%%
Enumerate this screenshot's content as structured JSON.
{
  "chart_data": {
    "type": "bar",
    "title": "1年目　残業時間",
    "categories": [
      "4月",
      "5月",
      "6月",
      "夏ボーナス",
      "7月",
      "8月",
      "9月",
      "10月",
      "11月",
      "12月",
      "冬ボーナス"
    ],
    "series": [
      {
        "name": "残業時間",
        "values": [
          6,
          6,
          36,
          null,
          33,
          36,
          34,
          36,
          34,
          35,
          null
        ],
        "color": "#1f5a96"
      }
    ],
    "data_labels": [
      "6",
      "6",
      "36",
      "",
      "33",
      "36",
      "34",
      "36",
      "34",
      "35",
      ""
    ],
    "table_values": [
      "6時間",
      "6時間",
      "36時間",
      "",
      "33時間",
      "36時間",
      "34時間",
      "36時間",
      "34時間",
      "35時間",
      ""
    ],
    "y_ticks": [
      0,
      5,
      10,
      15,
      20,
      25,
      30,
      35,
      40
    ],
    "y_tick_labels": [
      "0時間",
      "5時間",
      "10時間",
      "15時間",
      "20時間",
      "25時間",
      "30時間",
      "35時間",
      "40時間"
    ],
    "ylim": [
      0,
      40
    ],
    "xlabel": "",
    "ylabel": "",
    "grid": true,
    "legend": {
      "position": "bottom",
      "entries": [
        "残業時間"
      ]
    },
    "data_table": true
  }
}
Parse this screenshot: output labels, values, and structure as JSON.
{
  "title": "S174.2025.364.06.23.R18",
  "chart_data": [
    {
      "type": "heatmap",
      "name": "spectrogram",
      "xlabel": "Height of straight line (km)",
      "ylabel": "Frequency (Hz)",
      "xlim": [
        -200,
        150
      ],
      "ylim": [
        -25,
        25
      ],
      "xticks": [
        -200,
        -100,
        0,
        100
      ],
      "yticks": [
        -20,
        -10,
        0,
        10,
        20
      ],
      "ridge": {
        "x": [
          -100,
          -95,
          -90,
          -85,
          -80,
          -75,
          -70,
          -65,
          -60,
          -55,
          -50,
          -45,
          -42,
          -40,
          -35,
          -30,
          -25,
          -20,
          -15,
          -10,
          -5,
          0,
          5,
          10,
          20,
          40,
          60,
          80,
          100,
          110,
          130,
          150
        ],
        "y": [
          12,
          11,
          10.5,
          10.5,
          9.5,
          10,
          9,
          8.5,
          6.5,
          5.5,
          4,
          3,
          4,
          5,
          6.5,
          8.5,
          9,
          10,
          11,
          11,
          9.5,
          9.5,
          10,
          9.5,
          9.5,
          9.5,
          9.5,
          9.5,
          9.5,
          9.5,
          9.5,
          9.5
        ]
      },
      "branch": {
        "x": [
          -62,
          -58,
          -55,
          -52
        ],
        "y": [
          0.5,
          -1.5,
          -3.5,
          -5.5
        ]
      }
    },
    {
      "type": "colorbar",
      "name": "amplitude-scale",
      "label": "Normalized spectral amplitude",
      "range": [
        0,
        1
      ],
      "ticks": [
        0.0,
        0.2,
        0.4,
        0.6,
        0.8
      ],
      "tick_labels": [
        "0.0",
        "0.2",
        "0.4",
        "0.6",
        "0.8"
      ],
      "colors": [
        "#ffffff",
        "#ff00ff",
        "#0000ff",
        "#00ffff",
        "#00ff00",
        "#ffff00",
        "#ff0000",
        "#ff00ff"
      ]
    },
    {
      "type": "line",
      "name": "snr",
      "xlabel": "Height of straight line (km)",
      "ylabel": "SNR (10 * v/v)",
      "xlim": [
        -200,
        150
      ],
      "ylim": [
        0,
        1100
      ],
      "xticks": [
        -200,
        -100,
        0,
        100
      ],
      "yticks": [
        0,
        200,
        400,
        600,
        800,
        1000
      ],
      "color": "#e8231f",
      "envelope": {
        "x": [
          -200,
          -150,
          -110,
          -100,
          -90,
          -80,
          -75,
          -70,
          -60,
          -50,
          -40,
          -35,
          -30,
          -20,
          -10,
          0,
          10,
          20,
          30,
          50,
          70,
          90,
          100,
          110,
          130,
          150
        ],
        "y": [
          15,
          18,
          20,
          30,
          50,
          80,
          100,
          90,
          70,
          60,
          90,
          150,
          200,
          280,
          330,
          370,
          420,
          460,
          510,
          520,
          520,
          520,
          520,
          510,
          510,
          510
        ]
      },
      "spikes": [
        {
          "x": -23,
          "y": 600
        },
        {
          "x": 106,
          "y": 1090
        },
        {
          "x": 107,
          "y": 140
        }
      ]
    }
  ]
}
%%
*Requirements*. Repeat every entry word for word.

*Exercise output*.
Enumerate this screenshot's content as structured JSON.
{
  "chart_data": {
    "type": "bar",
    "title": "1年目　残業時間",
    "categories": [
      "4月",
      "5月",
      "6月",
      "夏ボーナス",
      "7月",
      "8月",
      "9月",
      "10月",
      "11月",
      "12月",
      "冬ボーナス"
    ],
    "series": [
      {
        "name": "残業時間",
        "values": [
          6,
          6,
          36,
          null,
          33,
          36,
          34,
          36,
          34,
          35,
          null
        ],
        "color": "#1f5a96"
      }
    ],
    "data_labels": [
      "6",
      "6",
      "36",
      "",
      "33",
      "36",
      "34",
      "36",
      "34",
      "35",
      ""
    ],
    "table_values": [
      "6時間",
      "6時間",
      "36時間",
      "",
      "33時間",
      "36時間",
      "34時間",
      "36時間",
      "34時間",
      "35時間",
      ""
    ],
    "y_ticks": [
      0,
      5,
      10,
      15,
      20,
      25,
      30,
      35,
      40
    ],
    "y_tick_labels": [
      "0時間",
      "5時間",
      "10時間",
      "15時間",
      "20時間",
      "25時間",
      "30時間",
      "35時間",
      "40時間"
    ],
    "ylim": [
      0,
      40
    ],
    "xlabel": "",
    "ylabel": "",
    "grid": true,
    "legend": {
      "position": "bottom",
      "entries": [
        "残業時間"
      ]
    },
    "data_table": true
  }
}
Parse this screenshot: output labels, values, and structure as JSON.
{
  "title": "S174.2025.364.06.23.R18",
  "chart_data": [
    {
      "type": "heatmap",
      "name": "spectrogram",
      "xlabel": "Height of straight line (km)",
      "ylabel": "Frequency (Hz)",
      "xlim": [
        -200,
        150
      ],
      "ylim": [
        -25,
        25
      ],
      "xticks": [
        -200,
        -100,
        0,
        100
      ],
      "yticks": [
        -20,
        -10,
        0,
        10,
        20
      ],
      "ridge": {
        "x": [
          -100,
          -95,
          -90,
          -85,
          -80,
          -75,
          -70,
          -65,
          -60,
          -55,
          -50,
          -45,
          -42,
          -40,
          -35,
          -30,
          -25,
          -20,
          -15,
          -10,
          -5,
          0,
          5,
          10,
          20,
          40,
          60,
          80,
          100,
          110,
          130,
          150
        ],
        "y": [
          12,
          11,
          10.5,
          10.5,
          9.5,
          10,
          9,
          8.5,
          6.5,
          5.5,
          4,
          3,
          4,
          5,
          6.5,
          8.5,
          9,
          10,
          11,
          11,
          9.5,
          9.5,
          10,
          9.5,
          9.5,
          9.5,
          9.5,
          9.5,
          9.5,
          9.5,
          9.5,
          9.5
        ]
      },
      "branch": {
        "x": [
          -62,
          -58,
          -55,
          -52
        ],
        "y": [
          0.5,
          -1.5,
          -3.5,
          -5.5
        ]
      }
    },
    {
      "type": "colorbar",
      "name": "amplitude-scale",
      "label": "Normalized spectral amplitude",
      "range": [
        0,
        1
      ],
      "ticks": [
        0.0,
        0.2,
        0.4,
        0.6,
        0.8
      ],
      "tick_labels": [
        "0.0",
        "0.2",
        "0.4",
        "0.6",
        "0.8"
      ],
      "colors": [
        "#ffffff",
        "#ff00ff",
        "#0000ff",
        "#00ffff",
        "#00ff00",
        "#ffff00",
        "#ff0000",
        "#ff00ff"
      ]
    },
    {
      "type": "line",
      "name": "snr",
      "xlabel": "Height of straight line (km)",
      "ylabel": "SNR (10 * v/v)",
      "xlim": [
        -200,
        150
      ],
      "ylim": [
        0,
        1100
      ],
      "xticks": [
        -200,
        -100,
        0,
        100
      ],
      "yticks": [
        0,
        200,
        400,
        600,
        800,
        1000
      ],
      "color": "#e8231f",
      "envelope": {
        "x": [
          -200,
          -150,
          -110,
          -100,
          -90,
          -80,
          -75,
          -70,
          -60,
          -50,
          -40,
          -35,
          -30,
          -20,
          -10,
          0,
          10,
          20,
          30,
          50,
          70,
          90,
          100,
          110,
          130,
          150
        ],
        "y": [
          15,
          18,
          20,
          30,
          50,
          80,
          100,
          90,
          70,
          60,
          90,
          150,
          200,
          280,
          330,
          370,
          420,
          460,
          510,
          520,
          520,
          520,
          520,
          510,
          510,
          510
        ]
      },
      "spikes": [
        {
          "x": -23,
          "y": 600
        },
        {
          "x": 106,
          "y": 1090
        },
        {
          "x": 107,
          "y": 140
        }
      ]
    }
  ]
}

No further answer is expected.